Exercise goal: Across the entries below, count the lines in which the word "value" occurs. Reply with the count alone.

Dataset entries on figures

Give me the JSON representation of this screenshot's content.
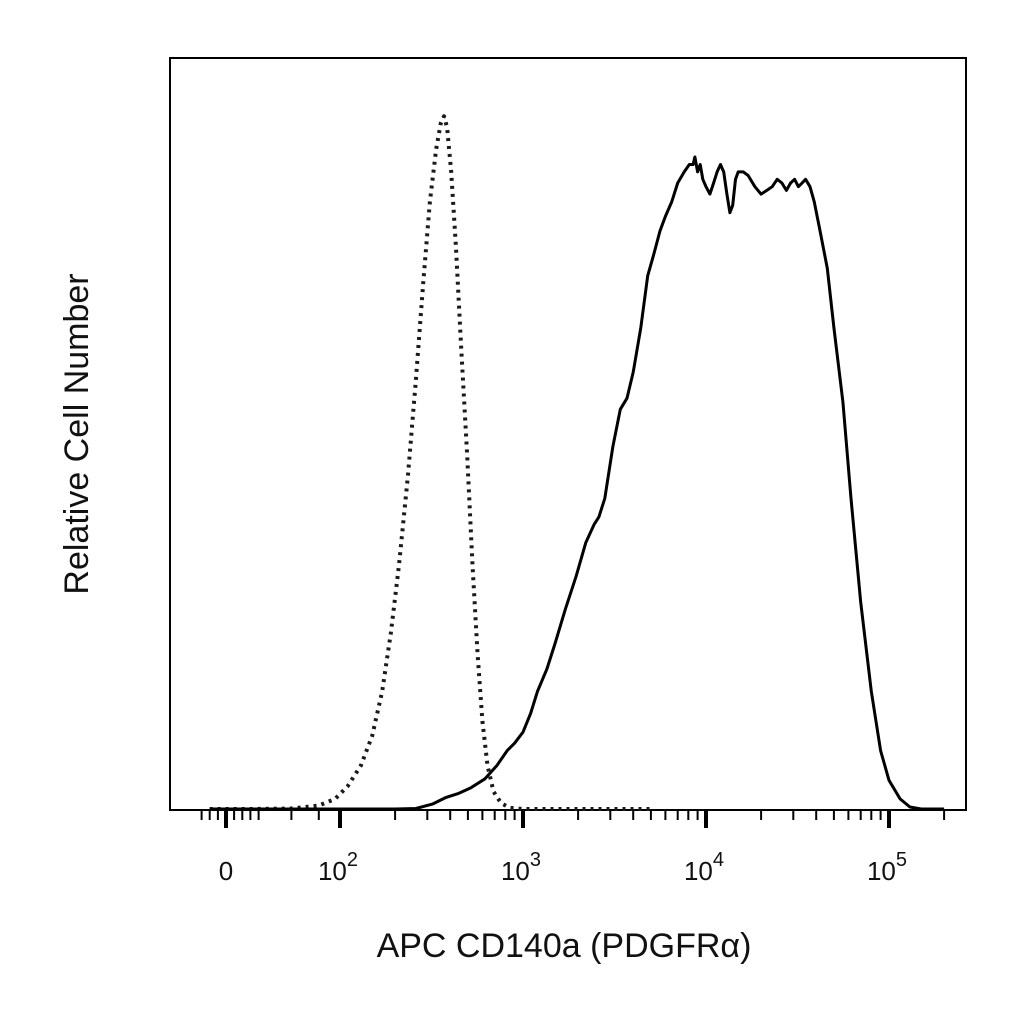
{
  "chart_data": {
    "type": "line",
    "xlabel": "APC CD140a (PDGFRα)",
    "ylabel": "Relative Cell Number",
    "x_scale": "biexponential",
    "xlim": [
      -30,
      200000
    ],
    "ylim": [
      0,
      100
    ],
    "grid": false,
    "x_tick_labels": [
      {
        "base": "0",
        "exp": "",
        "value": 0
      },
      {
        "base": "10",
        "exp": "2",
        "value": 100
      },
      {
        "base": "10",
        "exp": "3",
        "value": 1000
      },
      {
        "base": "10",
        "exp": "4",
        "value": 10000
      },
      {
        "base": "10",
        "exp": "5",
        "value": 100000
      }
    ],
    "series": [
      {
        "style": "dotted",
        "color": "#1a1a1a",
        "points": [
          [
            -20,
            0
          ],
          [
            0,
            0
          ],
          [
            30,
            0
          ],
          [
            60,
            0.2
          ],
          [
            80,
            0.6
          ],
          [
            95,
            1.5
          ],
          [
            110,
            3.2
          ],
          [
            130,
            6
          ],
          [
            150,
            10
          ],
          [
            170,
            16
          ],
          [
            190,
            24
          ],
          [
            210,
            33
          ],
          [
            235,
            45
          ],
          [
            260,
            58
          ],
          [
            285,
            71
          ],
          [
            310,
            82
          ],
          [
            335,
            89
          ],
          [
            355,
            92.5
          ],
          [
            370,
            93.5
          ],
          [
            385,
            92
          ],
          [
            405,
            86
          ],
          [
            430,
            76
          ],
          [
            460,
            62
          ],
          [
            495,
            48
          ],
          [
            530,
            33
          ],
          [
            565,
            21
          ],
          [
            600,
            12
          ],
          [
            640,
            6
          ],
          [
            690,
            2.5
          ],
          [
            760,
            0.9
          ],
          [
            850,
            0.3
          ],
          [
            1000,
            0.1
          ],
          [
            1200,
            0
          ],
          [
            2000,
            0
          ],
          [
            5000,
            0
          ]
        ]
      },
      {
        "style": "solid",
        "color": "#000000",
        "points": [
          [
            -20,
            0
          ],
          [
            100,
            0
          ],
          [
            200,
            0
          ],
          [
            260,
            0.2
          ],
          [
            320,
            0.8
          ],
          [
            380,
            1.7
          ],
          [
            440,
            2.2
          ],
          [
            520,
            3
          ],
          [
            620,
            4.2
          ],
          [
            720,
            6
          ],
          [
            820,
            8
          ],
          [
            900,
            9
          ],
          [
            1000,
            10.5
          ],
          [
            1100,
            13
          ],
          [
            1200,
            16
          ],
          [
            1350,
            19
          ],
          [
            1500,
            22.5
          ],
          [
            1700,
            27
          ],
          [
            1950,
            31.5
          ],
          [
            2200,
            36
          ],
          [
            2450,
            38.5
          ],
          [
            2600,
            39.5
          ],
          [
            2800,
            42
          ],
          [
            3100,
            49
          ],
          [
            3400,
            54
          ],
          [
            3700,
            55.5
          ],
          [
            4000,
            59
          ],
          [
            4400,
            65
          ],
          [
            4800,
            72
          ],
          [
            5200,
            75
          ],
          [
            5600,
            78
          ],
          [
            6000,
            80
          ],
          [
            6500,
            82
          ],
          [
            7000,
            84.5
          ],
          [
            7600,
            86
          ],
          [
            8100,
            87
          ],
          [
            8500,
            87
          ],
          [
            8700,
            88
          ],
          [
            9000,
            86
          ],
          [
            9300,
            87
          ],
          [
            9600,
            85
          ],
          [
            10000,
            84
          ],
          [
            10500,
            83
          ],
          [
            11000,
            84.5
          ],
          [
            11500,
            86
          ],
          [
            12000,
            87
          ],
          [
            12500,
            86
          ],
          [
            13000,
            83
          ],
          [
            13500,
            80.5
          ],
          [
            14000,
            81.5
          ],
          [
            14500,
            85
          ],
          [
            15000,
            86
          ],
          [
            16000,
            86
          ],
          [
            17000,
            85.5
          ],
          [
            18500,
            84
          ],
          [
            20000,
            83
          ],
          [
            21500,
            83.5
          ],
          [
            23000,
            84
          ],
          [
            24500,
            85
          ],
          [
            26000,
            84.5
          ],
          [
            27500,
            83.5
          ],
          [
            29000,
            84.5
          ],
          [
            30500,
            85
          ],
          [
            32000,
            84
          ],
          [
            33500,
            84.5
          ],
          [
            35000,
            85
          ],
          [
            37000,
            84
          ],
          [
            39000,
            82
          ],
          [
            42000,
            78
          ],
          [
            46000,
            73
          ],
          [
            50000,
            65
          ],
          [
            56000,
            55
          ],
          [
            62000,
            42
          ],
          [
            70000,
            28
          ],
          [
            80000,
            16
          ],
          [
            90000,
            8
          ],
          [
            100000,
            4
          ],
          [
            115000,
            1.5
          ],
          [
            130000,
            0.4
          ],
          [
            150000,
            0.1
          ],
          [
            200000,
            0
          ]
        ]
      }
    ]
  }
}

Exercise answer: 5